> **Short problem**:
Copy the full set of lines exactly as given.

> **Stored records**:
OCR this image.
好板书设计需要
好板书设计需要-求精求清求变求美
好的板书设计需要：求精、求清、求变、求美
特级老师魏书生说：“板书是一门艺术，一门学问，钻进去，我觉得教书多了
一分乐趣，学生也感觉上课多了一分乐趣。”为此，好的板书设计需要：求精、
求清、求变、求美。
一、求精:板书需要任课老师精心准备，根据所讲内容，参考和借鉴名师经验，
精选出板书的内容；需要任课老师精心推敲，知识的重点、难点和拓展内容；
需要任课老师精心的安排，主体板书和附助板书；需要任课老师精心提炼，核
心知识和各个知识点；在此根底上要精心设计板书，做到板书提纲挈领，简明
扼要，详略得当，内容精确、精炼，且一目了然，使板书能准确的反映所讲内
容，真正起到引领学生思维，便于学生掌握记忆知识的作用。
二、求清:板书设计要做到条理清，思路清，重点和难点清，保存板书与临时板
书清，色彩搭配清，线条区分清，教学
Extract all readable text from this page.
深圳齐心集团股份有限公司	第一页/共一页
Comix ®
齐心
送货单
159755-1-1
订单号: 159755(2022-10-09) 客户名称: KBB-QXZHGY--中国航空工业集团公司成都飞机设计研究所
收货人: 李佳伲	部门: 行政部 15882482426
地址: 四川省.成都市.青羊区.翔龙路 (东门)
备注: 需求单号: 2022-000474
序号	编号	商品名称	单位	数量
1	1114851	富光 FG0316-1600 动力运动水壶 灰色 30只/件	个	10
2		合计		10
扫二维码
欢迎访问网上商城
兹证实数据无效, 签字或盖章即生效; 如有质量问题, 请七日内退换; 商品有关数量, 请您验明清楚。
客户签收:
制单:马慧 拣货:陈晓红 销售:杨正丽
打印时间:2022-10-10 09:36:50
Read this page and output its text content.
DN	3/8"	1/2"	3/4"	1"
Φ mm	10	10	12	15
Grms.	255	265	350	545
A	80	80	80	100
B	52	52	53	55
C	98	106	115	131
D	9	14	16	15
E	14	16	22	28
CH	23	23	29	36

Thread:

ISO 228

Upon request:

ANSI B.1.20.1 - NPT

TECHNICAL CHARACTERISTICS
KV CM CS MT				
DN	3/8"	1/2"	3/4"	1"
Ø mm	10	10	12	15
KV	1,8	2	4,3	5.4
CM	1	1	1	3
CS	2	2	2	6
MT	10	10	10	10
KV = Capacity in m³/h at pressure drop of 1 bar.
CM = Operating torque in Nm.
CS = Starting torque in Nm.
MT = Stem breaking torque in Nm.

> **The completed task**:
OCR this image.
好板书设计需要
好板书设计需要-求精求清求变求美
好的板书设计需要：求精、求清、求变、求美
特级老师魏书生说：“板书是一门艺术，一门学问，钻进去，我觉得教书多了
一分乐趣，学生也感觉上课多了一分乐趣。”为此，好的板书设计需要：求精、
求清、求变、求美。
一、求精:板书需要任课老师精心准备，根据所讲内容，参考和借鉴名师经验，
精选出板书的内容；需要任课老师精心推敲，知识的重点、难点和拓展内容；
需要任课老师精心的安排，主体板书和附助板书；需要任课老师精心提炼，核
心知识和各个知识点；在此根底上要精心设计板书，做到板书提纲挈领，简明
扼要，详略得当，内容精确、精炼，且一目了然，使板书能准确的反映所讲内
容，真正起到引领学生思维，便于学生掌握记忆知识的作用。
二、求清:板书设计要做到条理清，思路清，重点和难点清，保存板书与临时板
书清，色彩搭配清，线条区分清，教学
Extract all readable text from this page.
深圳齐心集团股份有限公司	第一页/共一页
Comix ®
齐心
送货单
159755-1-1
订单号: 159755(2022-10-09) 客户名称: KBB-QXZHGY--中国航空工业集团公司成都飞机设计研究所
收货人: 李佳伲	部门: 行政部 15882482426
地址: 四川省.成都市.青羊区.翔龙路 (东门)
备注: 需求单号: 2022-000474
序号	编号	商品名称	单位	数量
1	1114851	富光 FG0316-1600 动力运动水壶 灰色 30只/件	个	10
2		合计		10
扫二维码
欢迎访问网上商城
兹证实数据无效, 签字或盖章即生效; 如有质量问题, 请七日内退换; 商品有关数量, 请您验明清楚。
客户签收:
制单:马慧 拣货:陈晓红 销售:杨正丽
打印时间:2022-10-10 09:36:50
Read this page and output its text content.
DN	3/8"	1/2"	3/4"	1"
Φ mm	10	10	12	15
Grms.	255	265	350	545
A	80	80	80	100
B	52	52	53	55
C	98	106	115	131
D	9	14	16	15
E	14	16	22	28
CH	23	23	29	36

Thread:

ISO 228

Upon request:

ANSI B.1.20.1 - NPT

TECHNICAL CHARACTERISTICS
KV CM CS MT				
DN	3/8"	1/2"	3/4"	1"
Ø mm	10	10	12	15
KV	1,8	2	4,3	5.4
CM	1	1	1	3
CS	2	2	2	6
MT	10	10	10	10
KV = Capacity in m³/h at pressure drop of 1 bar.
CM = Operating torque in Nm.
CS = Starting torque in Nm.
MT = Stem breaking torque in Nm.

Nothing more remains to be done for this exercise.